◆ REQUIREMENTS ◆
Reproduce every entry exactly as shown.

◆ EXTRACTED RECORDS ◆
*****

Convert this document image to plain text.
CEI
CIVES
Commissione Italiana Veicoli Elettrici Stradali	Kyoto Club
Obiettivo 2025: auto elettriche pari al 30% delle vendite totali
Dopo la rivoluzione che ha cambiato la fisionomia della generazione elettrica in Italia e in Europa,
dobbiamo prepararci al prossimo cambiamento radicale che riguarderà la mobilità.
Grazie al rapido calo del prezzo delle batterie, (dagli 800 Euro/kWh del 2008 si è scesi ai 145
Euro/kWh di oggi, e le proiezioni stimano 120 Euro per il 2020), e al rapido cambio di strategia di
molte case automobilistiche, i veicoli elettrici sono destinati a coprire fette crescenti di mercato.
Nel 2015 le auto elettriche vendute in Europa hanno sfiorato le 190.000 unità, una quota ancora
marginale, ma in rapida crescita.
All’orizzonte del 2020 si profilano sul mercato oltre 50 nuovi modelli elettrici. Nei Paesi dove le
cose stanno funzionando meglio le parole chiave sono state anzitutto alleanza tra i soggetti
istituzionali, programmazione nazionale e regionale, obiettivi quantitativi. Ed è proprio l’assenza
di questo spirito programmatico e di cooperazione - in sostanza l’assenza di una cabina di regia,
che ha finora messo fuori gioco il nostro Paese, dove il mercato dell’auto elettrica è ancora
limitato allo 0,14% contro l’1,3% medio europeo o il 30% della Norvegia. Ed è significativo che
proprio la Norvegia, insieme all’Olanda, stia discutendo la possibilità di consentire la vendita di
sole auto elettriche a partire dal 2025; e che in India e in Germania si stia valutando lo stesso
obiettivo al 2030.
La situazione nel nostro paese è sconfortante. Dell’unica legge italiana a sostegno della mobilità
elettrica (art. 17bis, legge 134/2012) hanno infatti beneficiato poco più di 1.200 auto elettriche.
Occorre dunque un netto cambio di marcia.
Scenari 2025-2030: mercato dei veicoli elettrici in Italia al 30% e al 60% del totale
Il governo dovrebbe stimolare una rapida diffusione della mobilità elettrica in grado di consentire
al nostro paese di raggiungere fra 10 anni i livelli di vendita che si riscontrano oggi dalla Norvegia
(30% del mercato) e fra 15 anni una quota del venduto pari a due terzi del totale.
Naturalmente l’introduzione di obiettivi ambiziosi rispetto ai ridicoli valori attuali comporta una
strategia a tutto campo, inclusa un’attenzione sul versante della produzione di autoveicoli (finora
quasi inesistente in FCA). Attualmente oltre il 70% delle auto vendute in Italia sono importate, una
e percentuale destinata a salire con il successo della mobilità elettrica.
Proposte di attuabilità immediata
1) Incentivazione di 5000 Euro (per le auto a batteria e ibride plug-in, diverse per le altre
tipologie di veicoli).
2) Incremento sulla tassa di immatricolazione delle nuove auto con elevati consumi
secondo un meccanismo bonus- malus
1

*****

◆ CORRECT RESPONSE ◆
Convert this document image to plain text.
CEI
CIVES
Commissione Italiana Veicoli Elettrici Stradali	Kyoto Club
Obiettivo 2025: auto elettriche pari al 30% delle vendite totali
Dopo la rivoluzione che ha cambiato la fisionomia della generazione elettrica in Italia e in Europa,
dobbiamo prepararci al prossimo cambiamento radicale che riguarderà la mobilità.
Grazie al rapido calo del prezzo delle batterie, (dagli 800 Euro/kWh del 2008 si è scesi ai 145
Euro/kWh di oggi, e le proiezioni stimano 120 Euro per il 2020), e al rapido cambio di strategia di
molte case automobilistiche, i veicoli elettrici sono destinati a coprire fette crescenti di mercato.
Nel 2015 le auto elettriche vendute in Europa hanno sfiorato le 190.000 unità, una quota ancora
marginale, ma in rapida crescita.
All’orizzonte del 2020 si profilano sul mercato oltre 50 nuovi modelli elettrici. Nei Paesi dove le
cose stanno funzionando meglio le parole chiave sono state anzitutto alleanza tra i soggetti
istituzionali, programmazione nazionale e regionale, obiettivi quantitativi. Ed è proprio l’assenza
di questo spirito programmatico e di cooperazione - in sostanza l’assenza di una cabina di regia,
che ha finora messo fuori gioco il nostro Paese, dove il mercato dell’auto elettrica è ancora
limitato allo 0,14% contro l’1,3% medio europeo o il 30% della Norvegia. Ed è significativo che
proprio la Norvegia, insieme all’Olanda, stia discutendo la possibilità di consentire la vendita di
sole auto elettriche a partire dal 2025; e che in India e in Germania si stia valutando lo stesso
obiettivo al 2030.
La situazione nel nostro paese è sconfortante. Dell’unica legge italiana a sostegno della mobilità
elettrica (art. 17bis, legge 134/2012) hanno infatti beneficiato poco più di 1.200 auto elettriche.
Occorre dunque un netto cambio di marcia.
Scenari 2025-2030: mercato dei veicoli elettrici in Italia al 30% e al 60% del totale
Il governo dovrebbe stimolare una rapida diffusione della mobilità elettrica in grado di consentire
al nostro paese di raggiungere fra 10 anni i livelli di vendita che si riscontrano oggi dalla Norvegia
(30% del mercato) e fra 15 anni una quota del venduto pari a due terzi del totale.
Naturalmente l’introduzione di obiettivi ambiziosi rispetto ai ridicoli valori attuali comporta una
strategia a tutto campo, inclusa un’attenzione sul versante della produzione di autoveicoli (finora
quasi inesistente in FCA). Attualmente oltre il 70% delle auto vendute in Italia sono importate, una
e percentuale destinata a salire con il successo della mobilità elettrica.
Proposte di attuabilità immediata
1) Incentivazione di 5000 Euro (per le auto a batteria e ibride plug-in, diverse per le altre
tipologie di veicoli).
2) Incremento sulla tassa di immatricolazione delle nuove auto con elevati consumi
secondo un meccanismo bonus- malus
1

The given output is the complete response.